- Task to complete:
Reproduce all lines of the listing below in which the word "鳳鳴重劃區獲利百萬社區歷次移轉明細" occurs.

- Extracted material:
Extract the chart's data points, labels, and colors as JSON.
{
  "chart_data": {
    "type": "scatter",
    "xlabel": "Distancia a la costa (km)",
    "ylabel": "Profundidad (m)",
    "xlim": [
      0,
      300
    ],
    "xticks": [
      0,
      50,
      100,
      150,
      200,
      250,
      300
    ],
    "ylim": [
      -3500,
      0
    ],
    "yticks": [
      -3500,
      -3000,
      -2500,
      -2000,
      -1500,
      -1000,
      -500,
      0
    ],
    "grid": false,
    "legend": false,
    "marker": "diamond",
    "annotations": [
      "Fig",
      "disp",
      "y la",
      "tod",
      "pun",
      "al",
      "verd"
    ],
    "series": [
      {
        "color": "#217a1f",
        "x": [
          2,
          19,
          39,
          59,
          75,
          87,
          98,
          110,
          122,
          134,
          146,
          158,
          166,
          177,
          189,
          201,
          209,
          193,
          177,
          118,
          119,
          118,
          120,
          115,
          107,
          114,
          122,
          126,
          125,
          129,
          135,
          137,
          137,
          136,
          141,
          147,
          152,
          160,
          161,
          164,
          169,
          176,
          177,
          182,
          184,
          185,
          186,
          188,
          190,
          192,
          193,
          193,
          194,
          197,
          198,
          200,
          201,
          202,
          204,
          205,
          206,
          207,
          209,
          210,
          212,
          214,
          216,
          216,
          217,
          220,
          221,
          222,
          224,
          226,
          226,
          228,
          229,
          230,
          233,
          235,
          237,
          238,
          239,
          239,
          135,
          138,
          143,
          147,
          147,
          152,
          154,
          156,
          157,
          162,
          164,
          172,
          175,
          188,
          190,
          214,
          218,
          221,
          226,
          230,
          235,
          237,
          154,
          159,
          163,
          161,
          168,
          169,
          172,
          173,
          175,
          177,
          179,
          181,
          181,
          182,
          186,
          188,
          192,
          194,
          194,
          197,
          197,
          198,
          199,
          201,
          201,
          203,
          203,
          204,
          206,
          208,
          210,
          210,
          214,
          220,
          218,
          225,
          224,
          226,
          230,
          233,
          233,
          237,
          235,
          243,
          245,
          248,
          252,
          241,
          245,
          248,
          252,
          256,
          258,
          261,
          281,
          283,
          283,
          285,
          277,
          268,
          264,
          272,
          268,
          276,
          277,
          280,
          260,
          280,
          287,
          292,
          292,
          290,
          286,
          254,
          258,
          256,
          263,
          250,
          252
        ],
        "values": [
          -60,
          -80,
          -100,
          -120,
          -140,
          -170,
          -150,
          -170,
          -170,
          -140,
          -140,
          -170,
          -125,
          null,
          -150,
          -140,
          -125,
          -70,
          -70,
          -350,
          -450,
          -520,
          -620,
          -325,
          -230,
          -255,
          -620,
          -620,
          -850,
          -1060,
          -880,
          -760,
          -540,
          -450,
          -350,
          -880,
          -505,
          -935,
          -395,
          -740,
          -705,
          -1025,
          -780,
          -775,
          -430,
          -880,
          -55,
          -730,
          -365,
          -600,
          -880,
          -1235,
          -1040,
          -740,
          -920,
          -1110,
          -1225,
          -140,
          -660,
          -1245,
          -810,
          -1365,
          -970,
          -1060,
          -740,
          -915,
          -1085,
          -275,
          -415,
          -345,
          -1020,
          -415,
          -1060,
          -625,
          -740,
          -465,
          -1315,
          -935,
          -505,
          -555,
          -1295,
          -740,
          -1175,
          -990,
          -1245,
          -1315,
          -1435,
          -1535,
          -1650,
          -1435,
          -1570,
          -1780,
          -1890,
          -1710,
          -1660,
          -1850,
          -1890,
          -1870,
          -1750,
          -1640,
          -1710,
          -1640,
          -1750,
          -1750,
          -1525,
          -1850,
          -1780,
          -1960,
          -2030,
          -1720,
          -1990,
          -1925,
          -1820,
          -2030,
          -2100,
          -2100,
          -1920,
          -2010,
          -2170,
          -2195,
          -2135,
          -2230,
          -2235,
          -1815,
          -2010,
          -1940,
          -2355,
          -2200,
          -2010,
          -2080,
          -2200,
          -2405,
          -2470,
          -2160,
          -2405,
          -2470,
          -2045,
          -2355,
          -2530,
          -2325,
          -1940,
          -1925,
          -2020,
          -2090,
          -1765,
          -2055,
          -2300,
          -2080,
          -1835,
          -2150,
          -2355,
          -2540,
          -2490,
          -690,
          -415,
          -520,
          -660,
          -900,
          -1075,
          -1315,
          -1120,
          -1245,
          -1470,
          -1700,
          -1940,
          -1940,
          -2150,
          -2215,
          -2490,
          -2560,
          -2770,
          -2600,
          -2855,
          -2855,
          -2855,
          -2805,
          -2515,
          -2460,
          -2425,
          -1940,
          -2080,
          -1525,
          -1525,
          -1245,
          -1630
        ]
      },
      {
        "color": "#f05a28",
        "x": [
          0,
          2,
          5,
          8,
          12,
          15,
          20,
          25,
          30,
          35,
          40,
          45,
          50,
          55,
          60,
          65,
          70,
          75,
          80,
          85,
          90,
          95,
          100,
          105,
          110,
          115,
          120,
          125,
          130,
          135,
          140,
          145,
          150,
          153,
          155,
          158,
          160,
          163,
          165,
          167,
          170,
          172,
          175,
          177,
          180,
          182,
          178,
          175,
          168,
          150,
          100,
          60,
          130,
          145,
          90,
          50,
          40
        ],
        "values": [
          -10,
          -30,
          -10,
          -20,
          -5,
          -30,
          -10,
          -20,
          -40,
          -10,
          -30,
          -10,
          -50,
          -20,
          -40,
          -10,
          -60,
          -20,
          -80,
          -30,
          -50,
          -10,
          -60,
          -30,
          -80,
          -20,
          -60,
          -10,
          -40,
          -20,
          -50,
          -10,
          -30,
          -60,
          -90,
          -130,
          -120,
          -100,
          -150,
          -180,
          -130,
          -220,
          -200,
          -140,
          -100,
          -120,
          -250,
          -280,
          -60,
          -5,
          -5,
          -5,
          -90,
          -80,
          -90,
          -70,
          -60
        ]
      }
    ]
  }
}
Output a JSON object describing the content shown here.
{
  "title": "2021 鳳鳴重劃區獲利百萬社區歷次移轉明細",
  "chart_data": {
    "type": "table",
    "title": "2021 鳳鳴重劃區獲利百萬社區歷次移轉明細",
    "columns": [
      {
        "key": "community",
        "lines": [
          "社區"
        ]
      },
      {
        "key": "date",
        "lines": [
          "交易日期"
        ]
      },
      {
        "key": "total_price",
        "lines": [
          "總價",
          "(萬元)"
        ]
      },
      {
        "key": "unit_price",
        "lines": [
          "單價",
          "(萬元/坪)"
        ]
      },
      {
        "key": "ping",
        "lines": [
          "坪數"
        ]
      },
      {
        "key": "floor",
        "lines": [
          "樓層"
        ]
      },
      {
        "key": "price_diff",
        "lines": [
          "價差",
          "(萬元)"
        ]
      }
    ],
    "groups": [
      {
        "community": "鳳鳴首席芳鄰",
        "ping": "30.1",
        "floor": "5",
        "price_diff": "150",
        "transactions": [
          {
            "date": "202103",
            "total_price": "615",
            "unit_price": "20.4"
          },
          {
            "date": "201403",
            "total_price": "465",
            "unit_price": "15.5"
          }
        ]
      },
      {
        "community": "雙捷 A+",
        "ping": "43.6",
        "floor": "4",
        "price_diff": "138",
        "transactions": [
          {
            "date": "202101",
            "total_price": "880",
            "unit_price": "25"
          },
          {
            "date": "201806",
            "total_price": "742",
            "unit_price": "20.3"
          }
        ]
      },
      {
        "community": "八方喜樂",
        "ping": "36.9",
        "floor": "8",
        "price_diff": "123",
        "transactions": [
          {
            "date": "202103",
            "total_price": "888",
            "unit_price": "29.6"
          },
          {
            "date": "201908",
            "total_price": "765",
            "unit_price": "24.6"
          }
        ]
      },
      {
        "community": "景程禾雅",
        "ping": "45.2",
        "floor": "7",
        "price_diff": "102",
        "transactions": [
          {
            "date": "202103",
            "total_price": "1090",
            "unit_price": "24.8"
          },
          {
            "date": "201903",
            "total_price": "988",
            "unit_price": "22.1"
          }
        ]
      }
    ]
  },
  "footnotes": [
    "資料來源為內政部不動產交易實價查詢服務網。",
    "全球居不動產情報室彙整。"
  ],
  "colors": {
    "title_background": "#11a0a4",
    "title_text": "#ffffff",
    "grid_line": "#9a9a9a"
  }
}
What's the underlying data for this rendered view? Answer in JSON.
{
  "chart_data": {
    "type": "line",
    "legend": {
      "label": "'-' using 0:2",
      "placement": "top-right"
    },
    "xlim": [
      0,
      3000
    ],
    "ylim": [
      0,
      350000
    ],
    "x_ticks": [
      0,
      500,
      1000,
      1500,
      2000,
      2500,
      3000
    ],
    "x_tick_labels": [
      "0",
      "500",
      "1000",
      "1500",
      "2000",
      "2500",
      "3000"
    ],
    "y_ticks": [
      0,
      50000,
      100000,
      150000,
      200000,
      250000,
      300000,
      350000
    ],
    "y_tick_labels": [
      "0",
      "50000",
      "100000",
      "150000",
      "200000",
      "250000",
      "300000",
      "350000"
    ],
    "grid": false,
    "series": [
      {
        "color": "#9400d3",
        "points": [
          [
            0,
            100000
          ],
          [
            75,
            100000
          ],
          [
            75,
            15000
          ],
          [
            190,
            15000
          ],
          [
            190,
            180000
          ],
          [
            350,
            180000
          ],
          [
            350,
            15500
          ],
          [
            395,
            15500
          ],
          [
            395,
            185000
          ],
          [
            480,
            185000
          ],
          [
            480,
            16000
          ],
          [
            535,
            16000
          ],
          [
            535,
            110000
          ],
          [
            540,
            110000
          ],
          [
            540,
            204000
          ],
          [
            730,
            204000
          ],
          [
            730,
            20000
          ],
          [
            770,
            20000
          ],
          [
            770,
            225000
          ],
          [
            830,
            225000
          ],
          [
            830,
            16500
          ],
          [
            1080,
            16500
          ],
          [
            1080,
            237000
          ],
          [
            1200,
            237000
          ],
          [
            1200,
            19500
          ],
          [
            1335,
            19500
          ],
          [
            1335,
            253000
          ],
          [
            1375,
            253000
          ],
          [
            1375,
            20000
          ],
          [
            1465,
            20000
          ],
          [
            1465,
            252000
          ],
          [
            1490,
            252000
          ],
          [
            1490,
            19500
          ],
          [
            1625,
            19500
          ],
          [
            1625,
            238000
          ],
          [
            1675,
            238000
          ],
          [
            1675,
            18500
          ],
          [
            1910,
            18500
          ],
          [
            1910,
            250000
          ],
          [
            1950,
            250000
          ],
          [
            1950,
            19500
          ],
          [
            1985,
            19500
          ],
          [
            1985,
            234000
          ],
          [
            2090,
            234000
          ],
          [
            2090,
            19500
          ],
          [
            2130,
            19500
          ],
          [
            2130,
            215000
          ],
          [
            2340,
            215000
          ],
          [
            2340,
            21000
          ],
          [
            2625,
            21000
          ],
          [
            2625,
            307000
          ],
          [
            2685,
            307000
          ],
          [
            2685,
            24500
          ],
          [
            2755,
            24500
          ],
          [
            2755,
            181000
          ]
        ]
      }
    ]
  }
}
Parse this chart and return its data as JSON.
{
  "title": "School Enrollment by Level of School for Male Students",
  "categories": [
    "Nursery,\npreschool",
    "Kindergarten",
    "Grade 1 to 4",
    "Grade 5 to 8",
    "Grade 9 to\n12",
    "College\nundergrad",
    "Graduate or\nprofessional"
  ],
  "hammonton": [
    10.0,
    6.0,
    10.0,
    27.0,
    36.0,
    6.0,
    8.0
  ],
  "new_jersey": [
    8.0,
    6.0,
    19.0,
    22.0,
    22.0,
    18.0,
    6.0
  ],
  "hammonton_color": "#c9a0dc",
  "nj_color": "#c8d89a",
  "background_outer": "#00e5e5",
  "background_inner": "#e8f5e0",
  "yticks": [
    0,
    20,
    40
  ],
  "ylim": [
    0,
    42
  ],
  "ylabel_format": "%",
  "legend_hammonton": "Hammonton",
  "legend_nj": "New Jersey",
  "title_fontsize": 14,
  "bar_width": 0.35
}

- Full answer:
  "title": "2021 鳳鳴重劃區獲利百萬社區歷次移轉明細",
    "title": "2021 鳳鳴重劃區獲利百萬社區歷次移轉明細",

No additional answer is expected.